> _What to do_: Tally how many lines include "Einem". The number is the whole answer.

> _Supplied data_:
[START]

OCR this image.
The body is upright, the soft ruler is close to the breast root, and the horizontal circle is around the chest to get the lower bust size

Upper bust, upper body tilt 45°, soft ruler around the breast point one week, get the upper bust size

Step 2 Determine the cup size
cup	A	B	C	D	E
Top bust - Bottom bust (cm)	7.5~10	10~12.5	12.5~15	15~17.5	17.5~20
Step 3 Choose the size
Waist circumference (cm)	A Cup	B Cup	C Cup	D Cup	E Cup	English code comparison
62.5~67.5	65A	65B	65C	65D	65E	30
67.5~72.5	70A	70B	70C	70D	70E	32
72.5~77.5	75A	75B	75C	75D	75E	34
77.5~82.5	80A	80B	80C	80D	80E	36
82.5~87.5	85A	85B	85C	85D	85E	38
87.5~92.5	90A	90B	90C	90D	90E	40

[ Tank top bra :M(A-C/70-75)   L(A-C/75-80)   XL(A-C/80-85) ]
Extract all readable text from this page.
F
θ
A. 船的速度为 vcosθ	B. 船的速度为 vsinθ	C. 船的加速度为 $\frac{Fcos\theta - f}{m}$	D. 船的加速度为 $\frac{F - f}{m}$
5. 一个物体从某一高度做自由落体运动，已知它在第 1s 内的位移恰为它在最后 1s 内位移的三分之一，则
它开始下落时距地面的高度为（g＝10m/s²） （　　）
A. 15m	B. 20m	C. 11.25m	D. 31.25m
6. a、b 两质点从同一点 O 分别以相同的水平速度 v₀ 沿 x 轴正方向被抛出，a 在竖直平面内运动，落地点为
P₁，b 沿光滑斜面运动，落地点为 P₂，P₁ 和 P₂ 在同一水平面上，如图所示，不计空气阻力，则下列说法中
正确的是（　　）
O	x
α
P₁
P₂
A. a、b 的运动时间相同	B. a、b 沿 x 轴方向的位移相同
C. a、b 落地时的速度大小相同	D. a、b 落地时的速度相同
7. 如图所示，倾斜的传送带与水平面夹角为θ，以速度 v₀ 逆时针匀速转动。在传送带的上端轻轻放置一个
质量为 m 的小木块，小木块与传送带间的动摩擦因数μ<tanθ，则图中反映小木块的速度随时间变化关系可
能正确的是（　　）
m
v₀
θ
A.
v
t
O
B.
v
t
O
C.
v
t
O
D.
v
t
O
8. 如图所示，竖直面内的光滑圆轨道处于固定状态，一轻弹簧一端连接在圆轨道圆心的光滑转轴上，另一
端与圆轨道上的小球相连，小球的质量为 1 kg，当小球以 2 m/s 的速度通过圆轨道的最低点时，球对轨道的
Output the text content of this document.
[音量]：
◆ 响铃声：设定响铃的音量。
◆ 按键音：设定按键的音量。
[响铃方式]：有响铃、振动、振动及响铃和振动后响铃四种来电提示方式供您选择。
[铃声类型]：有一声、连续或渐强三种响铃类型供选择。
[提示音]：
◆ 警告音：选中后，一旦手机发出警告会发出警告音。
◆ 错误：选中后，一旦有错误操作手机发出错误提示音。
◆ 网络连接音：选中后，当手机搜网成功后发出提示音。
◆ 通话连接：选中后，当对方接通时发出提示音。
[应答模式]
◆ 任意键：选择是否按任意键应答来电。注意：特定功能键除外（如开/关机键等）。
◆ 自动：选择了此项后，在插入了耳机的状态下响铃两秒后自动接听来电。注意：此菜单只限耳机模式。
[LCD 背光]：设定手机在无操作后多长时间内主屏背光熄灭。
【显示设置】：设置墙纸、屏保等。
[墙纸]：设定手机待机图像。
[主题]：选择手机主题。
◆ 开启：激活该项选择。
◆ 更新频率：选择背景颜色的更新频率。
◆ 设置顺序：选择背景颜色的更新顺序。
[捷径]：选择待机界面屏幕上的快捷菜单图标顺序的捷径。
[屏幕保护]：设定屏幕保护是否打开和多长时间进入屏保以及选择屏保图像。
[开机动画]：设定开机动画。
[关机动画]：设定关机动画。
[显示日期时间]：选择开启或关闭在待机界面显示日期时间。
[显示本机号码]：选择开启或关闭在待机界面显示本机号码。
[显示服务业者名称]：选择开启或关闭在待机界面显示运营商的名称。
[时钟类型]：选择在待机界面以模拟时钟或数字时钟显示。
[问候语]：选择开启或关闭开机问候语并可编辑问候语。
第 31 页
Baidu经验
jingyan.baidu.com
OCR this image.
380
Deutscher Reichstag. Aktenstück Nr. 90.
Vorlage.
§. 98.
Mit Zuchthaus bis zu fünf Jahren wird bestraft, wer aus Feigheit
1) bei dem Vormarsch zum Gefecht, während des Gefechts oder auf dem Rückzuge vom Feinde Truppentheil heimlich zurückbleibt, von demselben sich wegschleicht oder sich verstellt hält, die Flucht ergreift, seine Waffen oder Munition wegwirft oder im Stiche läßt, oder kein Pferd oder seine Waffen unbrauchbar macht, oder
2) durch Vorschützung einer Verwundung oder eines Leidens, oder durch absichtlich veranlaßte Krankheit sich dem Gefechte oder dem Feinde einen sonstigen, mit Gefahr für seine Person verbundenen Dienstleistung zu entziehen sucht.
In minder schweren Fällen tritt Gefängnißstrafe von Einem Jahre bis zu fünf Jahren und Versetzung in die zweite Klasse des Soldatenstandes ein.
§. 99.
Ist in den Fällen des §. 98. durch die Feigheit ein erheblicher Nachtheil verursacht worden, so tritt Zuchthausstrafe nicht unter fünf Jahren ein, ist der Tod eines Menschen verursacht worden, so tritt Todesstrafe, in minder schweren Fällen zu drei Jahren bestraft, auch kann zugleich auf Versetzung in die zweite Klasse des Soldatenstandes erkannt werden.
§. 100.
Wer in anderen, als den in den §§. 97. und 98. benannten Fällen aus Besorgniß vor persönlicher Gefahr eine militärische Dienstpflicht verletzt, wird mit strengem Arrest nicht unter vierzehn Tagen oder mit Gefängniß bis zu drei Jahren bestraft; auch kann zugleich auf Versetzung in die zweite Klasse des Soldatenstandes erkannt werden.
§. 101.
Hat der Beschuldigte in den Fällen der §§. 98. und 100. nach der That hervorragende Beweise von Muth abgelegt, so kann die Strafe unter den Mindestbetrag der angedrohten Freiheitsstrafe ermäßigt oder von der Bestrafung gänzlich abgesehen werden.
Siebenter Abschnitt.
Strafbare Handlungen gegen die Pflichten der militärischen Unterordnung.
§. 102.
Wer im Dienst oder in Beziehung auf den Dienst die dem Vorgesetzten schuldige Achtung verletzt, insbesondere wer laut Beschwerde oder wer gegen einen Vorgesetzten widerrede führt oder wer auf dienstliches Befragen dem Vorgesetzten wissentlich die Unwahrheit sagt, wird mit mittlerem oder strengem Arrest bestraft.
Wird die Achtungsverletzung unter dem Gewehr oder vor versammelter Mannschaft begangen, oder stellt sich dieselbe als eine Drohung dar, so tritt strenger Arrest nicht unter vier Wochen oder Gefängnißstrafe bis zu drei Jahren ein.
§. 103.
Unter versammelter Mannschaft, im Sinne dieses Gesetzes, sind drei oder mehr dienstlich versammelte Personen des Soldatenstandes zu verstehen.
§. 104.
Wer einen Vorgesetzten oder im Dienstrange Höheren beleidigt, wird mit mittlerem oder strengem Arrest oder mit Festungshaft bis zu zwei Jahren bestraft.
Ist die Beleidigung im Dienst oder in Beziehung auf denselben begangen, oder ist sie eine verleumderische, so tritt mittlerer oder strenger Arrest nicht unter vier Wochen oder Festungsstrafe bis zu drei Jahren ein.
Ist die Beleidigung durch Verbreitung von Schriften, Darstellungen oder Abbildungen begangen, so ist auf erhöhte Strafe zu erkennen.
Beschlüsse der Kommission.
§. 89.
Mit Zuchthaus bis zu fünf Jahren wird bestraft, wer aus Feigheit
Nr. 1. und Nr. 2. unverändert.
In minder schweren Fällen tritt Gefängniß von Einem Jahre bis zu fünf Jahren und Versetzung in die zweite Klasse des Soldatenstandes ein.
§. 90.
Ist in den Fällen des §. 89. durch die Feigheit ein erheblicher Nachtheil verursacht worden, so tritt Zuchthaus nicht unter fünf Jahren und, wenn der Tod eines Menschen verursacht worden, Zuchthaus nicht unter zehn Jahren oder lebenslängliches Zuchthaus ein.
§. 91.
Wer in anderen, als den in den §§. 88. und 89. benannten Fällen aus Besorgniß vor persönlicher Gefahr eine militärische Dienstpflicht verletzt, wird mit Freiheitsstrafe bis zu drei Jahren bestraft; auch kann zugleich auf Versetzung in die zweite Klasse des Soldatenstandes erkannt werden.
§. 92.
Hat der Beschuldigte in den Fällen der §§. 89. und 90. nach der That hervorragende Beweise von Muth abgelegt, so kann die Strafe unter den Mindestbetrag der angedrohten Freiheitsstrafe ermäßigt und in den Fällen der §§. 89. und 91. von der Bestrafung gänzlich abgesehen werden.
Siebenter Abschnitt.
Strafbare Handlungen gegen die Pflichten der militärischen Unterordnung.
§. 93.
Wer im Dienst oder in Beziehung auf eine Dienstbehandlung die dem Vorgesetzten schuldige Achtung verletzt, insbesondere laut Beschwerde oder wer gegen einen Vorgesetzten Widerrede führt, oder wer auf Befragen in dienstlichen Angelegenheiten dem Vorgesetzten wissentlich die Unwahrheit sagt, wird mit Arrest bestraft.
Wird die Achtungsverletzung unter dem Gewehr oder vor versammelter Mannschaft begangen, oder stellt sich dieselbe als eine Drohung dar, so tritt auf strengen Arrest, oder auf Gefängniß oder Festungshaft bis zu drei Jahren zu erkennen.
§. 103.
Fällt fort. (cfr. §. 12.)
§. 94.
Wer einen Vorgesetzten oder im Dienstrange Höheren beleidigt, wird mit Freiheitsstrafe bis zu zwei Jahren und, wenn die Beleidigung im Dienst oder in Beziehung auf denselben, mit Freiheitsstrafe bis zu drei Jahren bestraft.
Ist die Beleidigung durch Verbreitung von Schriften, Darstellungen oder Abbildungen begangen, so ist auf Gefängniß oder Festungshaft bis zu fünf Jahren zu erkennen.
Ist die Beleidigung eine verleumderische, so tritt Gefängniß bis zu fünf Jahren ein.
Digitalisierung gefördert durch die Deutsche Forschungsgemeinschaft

[END]

> _Response to the task_: 2